» **EXERCISE REQUIREMENTS**
Output every line below exactly.

» **PROVIDED RECORDS**
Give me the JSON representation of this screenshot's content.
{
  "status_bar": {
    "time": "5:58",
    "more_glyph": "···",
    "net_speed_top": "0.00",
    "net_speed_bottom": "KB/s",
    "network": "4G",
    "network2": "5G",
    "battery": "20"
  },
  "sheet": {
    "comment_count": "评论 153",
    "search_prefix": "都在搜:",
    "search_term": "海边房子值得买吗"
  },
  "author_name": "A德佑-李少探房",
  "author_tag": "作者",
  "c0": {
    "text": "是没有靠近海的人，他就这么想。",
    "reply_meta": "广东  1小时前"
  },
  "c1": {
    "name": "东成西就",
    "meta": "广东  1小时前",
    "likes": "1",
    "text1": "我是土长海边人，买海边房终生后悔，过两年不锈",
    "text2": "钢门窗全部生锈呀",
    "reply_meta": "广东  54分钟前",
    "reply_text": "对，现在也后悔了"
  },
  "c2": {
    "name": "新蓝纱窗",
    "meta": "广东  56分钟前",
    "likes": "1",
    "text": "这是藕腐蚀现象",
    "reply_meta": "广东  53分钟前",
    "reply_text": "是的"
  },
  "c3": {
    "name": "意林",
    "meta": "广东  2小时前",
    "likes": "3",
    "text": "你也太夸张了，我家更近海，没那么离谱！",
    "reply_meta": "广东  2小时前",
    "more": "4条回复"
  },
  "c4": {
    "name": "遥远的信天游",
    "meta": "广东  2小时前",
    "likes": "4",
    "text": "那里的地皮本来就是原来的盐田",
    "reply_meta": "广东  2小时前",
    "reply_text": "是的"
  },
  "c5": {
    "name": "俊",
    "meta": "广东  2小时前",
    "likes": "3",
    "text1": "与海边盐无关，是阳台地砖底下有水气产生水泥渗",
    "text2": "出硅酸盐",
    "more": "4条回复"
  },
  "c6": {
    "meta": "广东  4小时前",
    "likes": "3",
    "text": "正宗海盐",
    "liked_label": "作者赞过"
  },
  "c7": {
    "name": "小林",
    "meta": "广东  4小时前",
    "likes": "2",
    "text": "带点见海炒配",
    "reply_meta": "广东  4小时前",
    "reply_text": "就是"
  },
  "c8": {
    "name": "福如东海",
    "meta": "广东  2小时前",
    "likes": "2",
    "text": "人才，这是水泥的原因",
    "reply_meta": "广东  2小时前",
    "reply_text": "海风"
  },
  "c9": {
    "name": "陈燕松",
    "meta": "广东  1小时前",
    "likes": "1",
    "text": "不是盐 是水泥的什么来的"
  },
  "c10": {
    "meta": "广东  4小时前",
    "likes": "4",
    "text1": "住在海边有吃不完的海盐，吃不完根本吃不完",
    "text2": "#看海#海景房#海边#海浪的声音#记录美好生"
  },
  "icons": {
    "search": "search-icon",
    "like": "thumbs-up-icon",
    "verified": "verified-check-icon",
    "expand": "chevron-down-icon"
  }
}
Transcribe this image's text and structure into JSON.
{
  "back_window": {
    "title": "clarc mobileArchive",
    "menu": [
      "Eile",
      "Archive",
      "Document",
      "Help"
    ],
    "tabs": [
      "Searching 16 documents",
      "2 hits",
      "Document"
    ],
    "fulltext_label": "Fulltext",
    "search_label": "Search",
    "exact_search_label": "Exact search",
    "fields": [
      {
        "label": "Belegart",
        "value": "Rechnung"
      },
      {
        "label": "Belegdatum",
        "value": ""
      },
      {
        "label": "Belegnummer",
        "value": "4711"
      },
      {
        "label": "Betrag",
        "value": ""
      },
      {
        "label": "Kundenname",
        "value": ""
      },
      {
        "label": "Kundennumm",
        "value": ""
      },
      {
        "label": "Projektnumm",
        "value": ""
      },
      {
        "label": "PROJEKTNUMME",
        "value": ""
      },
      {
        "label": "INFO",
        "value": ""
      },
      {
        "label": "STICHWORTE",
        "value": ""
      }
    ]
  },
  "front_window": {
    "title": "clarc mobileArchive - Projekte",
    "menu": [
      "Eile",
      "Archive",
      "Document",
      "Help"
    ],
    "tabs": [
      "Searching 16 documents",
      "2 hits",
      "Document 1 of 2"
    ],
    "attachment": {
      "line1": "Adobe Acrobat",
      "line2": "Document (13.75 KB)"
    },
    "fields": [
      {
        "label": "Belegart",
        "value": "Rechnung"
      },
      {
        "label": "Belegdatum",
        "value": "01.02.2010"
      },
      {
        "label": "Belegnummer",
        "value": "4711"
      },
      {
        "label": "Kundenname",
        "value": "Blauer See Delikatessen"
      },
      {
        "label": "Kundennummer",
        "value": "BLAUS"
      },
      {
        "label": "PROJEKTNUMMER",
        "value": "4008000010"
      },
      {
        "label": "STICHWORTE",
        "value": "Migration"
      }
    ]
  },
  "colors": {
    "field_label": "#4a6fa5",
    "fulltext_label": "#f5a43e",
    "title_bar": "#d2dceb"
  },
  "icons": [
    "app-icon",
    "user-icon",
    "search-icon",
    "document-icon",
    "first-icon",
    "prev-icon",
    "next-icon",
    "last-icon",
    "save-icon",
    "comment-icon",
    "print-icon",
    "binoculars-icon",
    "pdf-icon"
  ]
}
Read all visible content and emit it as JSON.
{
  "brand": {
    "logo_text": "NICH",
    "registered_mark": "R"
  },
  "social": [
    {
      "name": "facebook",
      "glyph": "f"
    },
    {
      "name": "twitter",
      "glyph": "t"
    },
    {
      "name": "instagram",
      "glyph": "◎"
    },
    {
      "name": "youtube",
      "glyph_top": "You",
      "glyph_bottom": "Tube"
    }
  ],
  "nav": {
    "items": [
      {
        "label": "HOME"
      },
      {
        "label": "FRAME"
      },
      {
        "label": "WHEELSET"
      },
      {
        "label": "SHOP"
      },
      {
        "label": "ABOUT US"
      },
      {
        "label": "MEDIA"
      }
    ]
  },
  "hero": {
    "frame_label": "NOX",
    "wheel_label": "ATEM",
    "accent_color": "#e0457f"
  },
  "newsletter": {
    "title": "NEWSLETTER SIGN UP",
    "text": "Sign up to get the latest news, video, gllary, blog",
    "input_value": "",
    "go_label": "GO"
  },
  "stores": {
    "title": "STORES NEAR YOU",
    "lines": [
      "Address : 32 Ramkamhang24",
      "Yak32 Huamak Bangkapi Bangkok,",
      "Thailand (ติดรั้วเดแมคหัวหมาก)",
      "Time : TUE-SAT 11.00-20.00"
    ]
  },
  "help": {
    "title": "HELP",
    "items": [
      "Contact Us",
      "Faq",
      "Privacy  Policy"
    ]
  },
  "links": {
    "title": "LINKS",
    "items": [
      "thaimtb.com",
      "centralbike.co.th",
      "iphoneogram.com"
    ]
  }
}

» **SOLUTION**
Give me the JSON representation of this screenshot's content.
{
  "status_bar": {
    "time": "5:58",
    "more_glyph": "···",
    "net_speed_top": "0.00",
    "net_speed_bottom": "KB/s",
    "network": "4G",
    "network2": "5G",
    "battery": "20"
  },
  "sheet": {
    "comment_count": "评论 153",
    "search_prefix": "都在搜:",
    "search_term": "海边房子值得买吗"
  },
  "author_name": "A德佑-李少探房",
  "author_tag": "作者",
  "c0": {
    "text": "是没有靠近海的人，他就这么想。",
    "reply_meta": "广东  1小时前"
  },
  "c1": {
    "name": "东成西就",
    "meta": "广东  1小时前",
    "likes": "1",
    "text1": "我是土长海边人，买海边房终生后悔，过两年不锈",
    "text2": "钢门窗全部生锈呀",
    "reply_meta": "广东  54分钟前",
    "reply_text": "对，现在也后悔了"
  },
  "c2": {
    "name": "新蓝纱窗",
    "meta": "广东  56分钟前",
    "likes": "1",
    "text": "这是藕腐蚀现象",
    "reply_meta": "广东  53分钟前",
    "reply_text": "是的"
  },
  "c3": {
    "name": "意林",
    "meta": "广东  2小时前",
    "likes": "3",
    "text": "你也太夸张了，我家更近海，没那么离谱！",
    "reply_meta": "广东  2小时前",
    "more": "4条回复"
  },
  "c4": {
    "name": "遥远的信天游",
    "meta": "广东  2小时前",
    "likes": "4",
    "text": "那里的地皮本来就是原来的盐田",
    "reply_meta": "广东  2小时前",
    "reply_text": "是的"
  },
  "c5": {
    "name": "俊",
    "meta": "广东  2小时前",
    "likes": "3",
    "text1": "与海边盐无关，是阳台地砖底下有水气产生水泥渗",
    "text2": "出硅酸盐",
    "more": "4条回复"
  },
  "c6": {
    "meta": "广东  4小时前",
    "likes": "3",
    "text": "正宗海盐",
    "liked_label": "作者赞过"
  },
  "c7": {
    "name": "小林",
    "meta": "广东  4小时前",
    "likes": "2",
    "text": "带点见海炒配",
    "reply_meta": "广东  4小时前",
    "reply_text": "就是"
  },
  "c8": {
    "name": "福如东海",
    "meta": "广东  2小时前",
    "likes": "2",
    "text": "人才，这是水泥的原因",
    "reply_meta": "广东  2小时前",
    "reply_text": "海风"
  },
  "c9": {
    "name": "陈燕松",
    "meta": "广东  1小时前",
    "likes": "1",
    "text": "不是盐 是水泥的什么来的"
  },
  "c10": {
    "meta": "广东  4小时前",
    "likes": "4",
    "text1": "住在海边有吃不完的海盐，吃不完根本吃不完",
    "text2": "#看海#海景房#海边#海浪的声音#记录美好生"
  },
  "icons": {
    "search": "search-icon",
    "like": "thumbs-up-icon",
    "verified": "verified-check-icon",
    "expand": "chevron-down-icon"
  }
}
Transcribe this image's text and structure into JSON.
{
  "back_window": {
    "title": "clarc mobileArchive",
    "menu": [
      "Eile",
      "Archive",
      "Document",
      "Help"
    ],
    "tabs": [
      "Searching 16 documents",
      "2 hits",
      "Document"
    ],
    "fulltext_label": "Fulltext",
    "search_label": "Search",
    "exact_search_label": "Exact search",
    "fields": [
      {
        "label": "Belegart",
        "value": "Rechnung"
      },
      {
        "label": "Belegdatum",
        "value": ""
      },
      {
        "label": "Belegnummer",
        "value": "4711"
      },
      {
        "label": "Betrag",
        "value": ""
      },
      {
        "label": "Kundenname",
        "value": ""
      },
      {
        "label": "Kundennumm",
        "value": ""
      },
      {
        "label": "Projektnumm",
        "value": ""
      },
      {
        "label": "PROJEKTNUMME",
        "value": ""
      },
      {
        "label": "INFO",
        "value": ""
      },
      {
        "label": "STICHWORTE",
        "value": ""
      }
    ]
  },
  "front_window": {
    "title": "clarc mobileArchive - Projekte",
    "menu": [
      "Eile",
      "Archive",
      "Document",
      "Help"
    ],
    "tabs": [
      "Searching 16 documents",
      "2 hits",
      "Document 1 of 2"
    ],
    "attachment": {
      "line1": "Adobe Acrobat",
      "line2": "Document (13.75 KB)"
    },
    "fields": [
      {
        "label": "Belegart",
        "value": "Rechnung"
      },
      {
        "label": "Belegdatum",
        "value": "01.02.2010"
      },
      {
        "label": "Belegnummer",
        "value": "4711"
      },
      {
        "label": "Kundenname",
        "value": "Blauer See Delikatessen"
      },
      {
        "label": "Kundennummer",
        "value": "BLAUS"
      },
      {
        "label": "PROJEKTNUMMER",
        "value": "4008000010"
      },
      {
        "label": "STICHWORTE",
        "value": "Migration"
      }
    ]
  },
  "colors": {
    "field_label": "#4a6fa5",
    "fulltext_label": "#f5a43e",
    "title_bar": "#d2dceb"
  },
  "icons": [
    "app-icon",
    "user-icon",
    "search-icon",
    "document-icon",
    "first-icon",
    "prev-icon",
    "next-icon",
    "last-icon",
    "save-icon",
    "comment-icon",
    "print-icon",
    "binoculars-icon",
    "pdf-icon"
  ]
}
Read all visible content and emit it as JSON.
{
  "brand": {
    "logo_text": "NICH",
    "registered_mark": "R"
  },
  "social": [
    {
      "name": "facebook",
      "glyph": "f"
    },
    {
      "name": "twitter",
      "glyph": "t"
    },
    {
      "name": "instagram",
      "glyph": "◎"
    },
    {
      "name": "youtube",
      "glyph_top": "You",
      "glyph_bottom": "Tube"
    }
  ],
  "nav": {
    "items": [
      {
        "label": "HOME"
      },
      {
        "label": "FRAME"
      },
      {
        "label": "WHEELSET"
      },
      {
        "label": "SHOP"
      },
      {
        "label": "ABOUT US"
      },
      {
        "label": "MEDIA"
      }
    ]
  },
  "hero": {
    "frame_label": "NOX",
    "wheel_label": "ATEM",
    "accent_color": "#e0457f"
  },
  "newsletter": {
    "title": "NEWSLETTER SIGN UP",
    "text": "Sign up to get the latest news, video, gllary, blog",
    "input_value": "",
    "go_label": "GO"
  },
  "stores": {
    "title": "STORES NEAR YOU",
    "lines": [
      "Address : 32 Ramkamhang24",
      "Yak32 Huamak Bangkapi Bangkok,",
      "Thailand (ติดรั้วเดแมคหัวหมาก)",
      "Time : TUE-SAT 11.00-20.00"
    ]
  },
  "help": {
    "title": "HELP",
    "items": [
      "Contact Us",
      "Faq",
      "Privacy  Policy"
    ]
  },
  "links": {
    "title": "LINKS",
    "items": [
      "thaimtb.com",
      "centralbike.co.th",
      "iphoneogram.com"
    ]
  }
}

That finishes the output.